→ **PROBLEM TO SOLVE**
All of the data below should be written out exactly.
[START]
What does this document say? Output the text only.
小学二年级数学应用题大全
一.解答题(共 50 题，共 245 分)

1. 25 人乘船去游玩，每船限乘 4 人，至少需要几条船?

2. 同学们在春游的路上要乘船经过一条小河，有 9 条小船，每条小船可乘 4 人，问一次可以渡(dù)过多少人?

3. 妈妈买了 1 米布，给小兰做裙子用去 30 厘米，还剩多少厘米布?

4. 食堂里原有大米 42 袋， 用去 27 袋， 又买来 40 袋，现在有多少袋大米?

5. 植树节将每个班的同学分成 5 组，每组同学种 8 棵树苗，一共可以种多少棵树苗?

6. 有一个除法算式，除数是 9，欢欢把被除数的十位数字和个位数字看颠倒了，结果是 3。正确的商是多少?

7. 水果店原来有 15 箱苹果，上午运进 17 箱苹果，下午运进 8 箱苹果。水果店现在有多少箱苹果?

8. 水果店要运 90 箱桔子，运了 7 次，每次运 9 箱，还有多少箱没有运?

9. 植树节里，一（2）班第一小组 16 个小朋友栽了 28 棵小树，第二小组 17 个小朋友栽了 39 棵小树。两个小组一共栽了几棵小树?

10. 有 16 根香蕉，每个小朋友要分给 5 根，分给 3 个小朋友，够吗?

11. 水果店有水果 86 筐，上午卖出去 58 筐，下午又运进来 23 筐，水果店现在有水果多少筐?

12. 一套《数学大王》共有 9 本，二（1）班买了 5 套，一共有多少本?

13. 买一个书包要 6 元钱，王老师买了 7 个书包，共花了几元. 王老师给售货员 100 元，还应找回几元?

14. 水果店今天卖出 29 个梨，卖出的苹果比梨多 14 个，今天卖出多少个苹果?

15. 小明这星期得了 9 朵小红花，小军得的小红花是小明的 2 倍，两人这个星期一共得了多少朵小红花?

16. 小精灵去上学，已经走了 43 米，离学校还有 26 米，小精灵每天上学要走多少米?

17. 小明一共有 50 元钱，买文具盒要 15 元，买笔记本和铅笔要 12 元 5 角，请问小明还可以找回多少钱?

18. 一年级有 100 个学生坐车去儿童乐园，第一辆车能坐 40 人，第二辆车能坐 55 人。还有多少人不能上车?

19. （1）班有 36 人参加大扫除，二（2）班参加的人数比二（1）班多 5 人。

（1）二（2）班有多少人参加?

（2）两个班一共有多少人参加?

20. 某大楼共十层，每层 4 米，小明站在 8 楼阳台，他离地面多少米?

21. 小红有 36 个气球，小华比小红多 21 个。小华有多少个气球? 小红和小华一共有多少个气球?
[END]
→ **RESPONSE BELOW**
What does this document say? Output the text only.
小学二年级数学应用题大全
一.解答题(共 50 题，共 245 分)

1. 25 人乘船去游玩，每船限乘 4 人，至少需要几条船?

2. 同学们在春游的路上要乘船经过一条小河，有 9 条小船，每条小船可乘 4 人，问一次可以渡(dù)过多少人?

3. 妈妈买了 1 米布，给小兰做裙子用去 30 厘米，还剩多少厘米布?

4. 食堂里原有大米 42 袋， 用去 27 袋， 又买来 40 袋，现在有多少袋大米?

5. 植树节将每个班的同学分成 5 组，每组同学种 8 棵树苗，一共可以种多少棵树苗?

6. 有一个除法算式，除数是 9，欢欢把被除数的十位数字和个位数字看颠倒了，结果是 3。正确的商是多少?

7. 水果店原来有 15 箱苹果，上午运进 17 箱苹果，下午运进 8 箱苹果。水果店现在有多少箱苹果?

8. 水果店要运 90 箱桔子，运了 7 次，每次运 9 箱，还有多少箱没有运?

9. 植树节里，一（2）班第一小组 16 个小朋友栽了 28 棵小树，第二小组 17 个小朋友栽了 39 棵小树。两个小组一共栽了几棵小树?

10. 有 16 根香蕉，每个小朋友要分给 5 根，分给 3 个小朋友，够吗?

11. 水果店有水果 86 筐，上午卖出去 58 筐，下午又运进来 23 筐，水果店现在有水果多少筐?

12. 一套《数学大王》共有 9 本，二（1）班买了 5 套，一共有多少本?

13. 买一个书包要 6 元钱，王老师买了 7 个书包，共花了几元. 王老师给售货员 100 元，还应找回几元?

14. 水果店今天卖出 29 个梨，卖出的苹果比梨多 14 个，今天卖出多少个苹果?

15. 小明这星期得了 9 朵小红花，小军得的小红花是小明的 2 倍，两人这个星期一共得了多少朵小红花?

16. 小精灵去上学，已经走了 43 米，离学校还有 26 米，小精灵每天上学要走多少米?

17. 小明一共有 50 元钱，买文具盒要 15 元，买笔记本和铅笔要 12 元 5 角，请问小明还可以找回多少钱?

18. 一年级有 100 个学生坐车去儿童乐园，第一辆车能坐 40 人，第二辆车能坐 55 人。还有多少人不能上车?

19. （1）班有 36 人参加大扫除，二（2）班参加的人数比二（1）班多 5 人。

（1）二（2）班有多少人参加?

（2）两个班一共有多少人参加?

20. 某大楼共十层，每层 4 米，小明站在 8 楼阳台，他离地面多少米?

21. 小红有 36 个气球，小华比小红多 21 个。小华有多少个气球? 小红和小华一共有多少个气球?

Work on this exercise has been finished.